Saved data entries
---------------

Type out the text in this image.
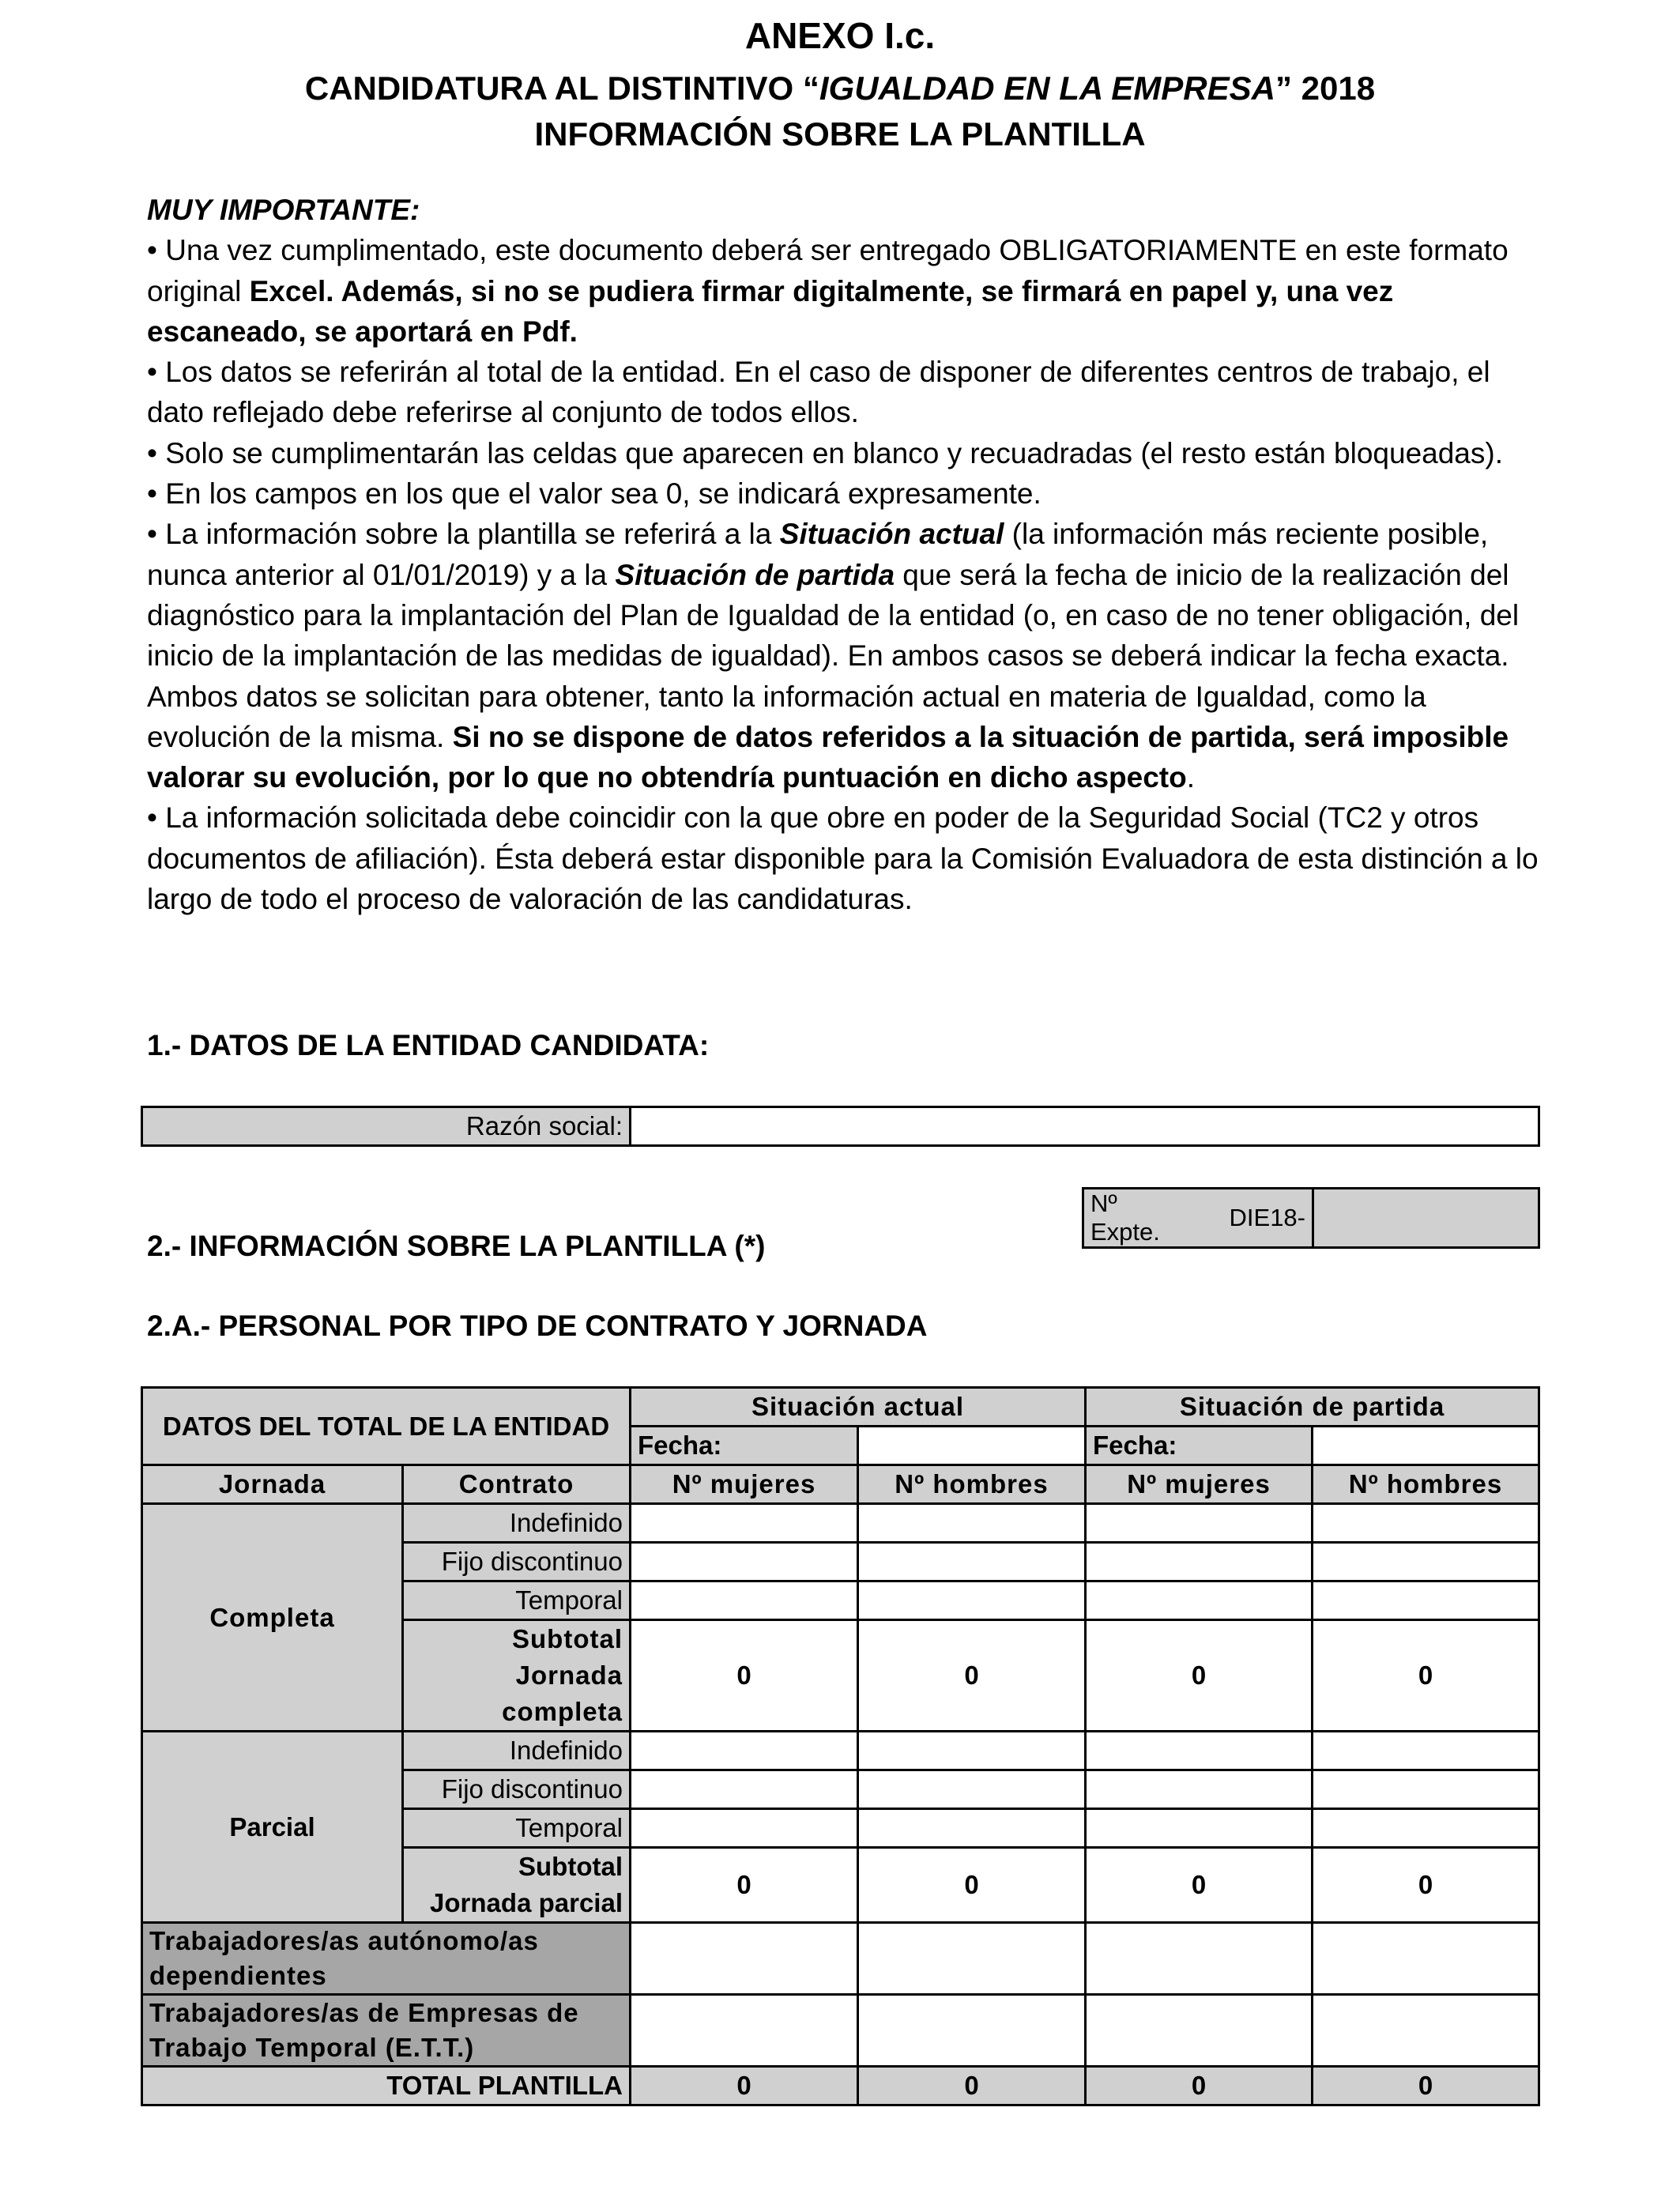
ANEXO I.c.
CANDIDATURA AL DISTINTIVO “IGUALDAD EN LA EMPRESA” 2018
INFORMACIÓN SOBRE LA PLANTILLA

MUY IMPORTANTE:

• Una vez cumplimentado, este documento deberá ser entregado OBLIGATORIAMENTE en este formato original Excel. Además, si no se pudiera firmar digitalmente, se firmará en papel y, una vez escaneado, se aportará en Pdf.

• Los datos se referirán al total de la entidad. En el caso de disponer de diferentes centros de trabajo, el dato reflejado debe referirse al conjunto de todos ellos.

• Solo se cumplimentarán las celdas que aparecen en blanco y recuadradas (el resto están bloqueadas).

• En los campos en los que el valor sea 0, se indicará expresamente.

• La información sobre la plantilla se referirá a la Situación actual (la información más reciente posible, nunca anterior al 01/01/2019) y a la Situación de partida que será la fecha de inicio de la realización del diagnóstico para la implantación del Plan de Igualdad de la entidad (o, en caso de no tener obligación, del inicio de la implantación de las medidas de igualdad). En ambos casos se deberá indicar la fecha exacta. Ambos datos se solicitan para obtener, tanto la información actual en materia de Igualdad, como la evolución de la misma. Si no se dispone de datos referidos a la situación de partida, será imposible valorar su evolución, por lo que no obtendría puntuación en dicho aspecto.

• La información solicitada debe coincidir con la que obre en poder de la Seguridad Social (TC2 y otros documentos de afiliación). Ésta deberá estar disponible para la Comisión Evaluadora de esta distinción a lo largo de todo el proceso de valoración de las candidaturas.

1.- DATOS DE LA ENTIDAD CANDIDATA:
Razón social:	
Nº Expte.	DIE18-	
2.- INFORMACIÓN SOBRE LA PLANTILLA (*)
2.A.- PERSONAL POR TIPO DE CONTRATO Y JORNADA
DATOS DEL TOTAL DE LA ENTIDAD		Situación actual		Situación de partida	
		Fecha:		Fecha:	
Jornada	Contrato	Nº mujeres	Nº hombres	Nº mujeres	Nº hombres
Completa	Indefinido				
	Fijo discontinuo				
	Temporal				
	Subtotal Jornada completa	0	0	0	0
Parcial	Indefinido				
	Fijo discontinuo				
	Temporal				
	Subtotal Jornada parcial	0	0	0	0
Trabajadores/as autónomo/as dependientes					
Trabajadores/as de Empresas de Trabajo Temporal (E.T.T.)					
TOTAL PLANTILLA		0	0	0	0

---------------

* What the exercise asks
Produce an exact copy of each line of data, skipping embedded images.

* Task result
Type out the text in this image.
ANEXO I.c.
CANDIDATURA AL DISTINTIVO “IGUALDAD EN LA EMPRESA” 2018
INFORMACIÓN SOBRE LA PLANTILLA

MUY IMPORTANTE:

• Una vez cumplimentado, este documento deberá ser entregado OBLIGATORIAMENTE en este formato original Excel. Además, si no se pudiera firmar digitalmente, se firmará en papel y, una vez escaneado, se aportará en Pdf.

• Los datos se referirán al total de la entidad. En el caso de disponer de diferentes centros de trabajo, el dato reflejado debe referirse al conjunto de todos ellos.

• Solo se cumplimentarán las celdas que aparecen en blanco y recuadradas (el resto están bloqueadas).

• En los campos en los que el valor sea 0, se indicará expresamente.

• La información sobre la plantilla se referirá a la Situación actual (la información más reciente posible, nunca anterior al 01/01/2019) y a la Situación de partida que será la fecha de inicio de la realización del diagnóstico para la implantación del Plan de Igualdad de la entidad (o, en caso de no tener obligación, del inicio de la implantación de las medidas de igualdad). En ambos casos se deberá indicar la fecha exacta. Ambos datos se solicitan para obtener, tanto la información actual en materia de Igualdad, como la evolución de la misma. Si no se dispone de datos referidos a la situación de partida, será imposible valorar su evolución, por lo que no obtendría puntuación en dicho aspecto.

• La información solicitada debe coincidir con la que obre en poder de la Seguridad Social (TC2 y otros documentos de afiliación). Ésta deberá estar disponible para la Comisión Evaluadora de esta distinción a lo largo de todo el proceso de valoración de las candidaturas.

1.- DATOS DE LA ENTIDAD CANDIDATA:
Razón social:	
Nº Expte.	DIE18-	
2.- INFORMACIÓN SOBRE LA PLANTILLA (*)
2.A.- PERSONAL POR TIPO DE CONTRATO Y JORNADA
DATOS DEL TOTAL DE LA ENTIDAD		Situación actual		Situación de partida	
		Fecha:		Fecha:	
Jornada	Contrato	Nº mujeres	Nº hombres	Nº mujeres	Nº hombres
Completa	Indefinido				
	Fijo discontinuo				
	Temporal				
	Subtotal Jornada completa	0	0	0	0
Parcial	Indefinido				
	Fijo discontinuo				
	Temporal				
	Subtotal Jornada parcial	0	0	0	0
Trabajadores/as autónomo/as dependientes					
Trabajadores/as de Empresas de Trabajo Temporal (E.T.T.)					
TOTAL PLANTILLA		0	0	0	0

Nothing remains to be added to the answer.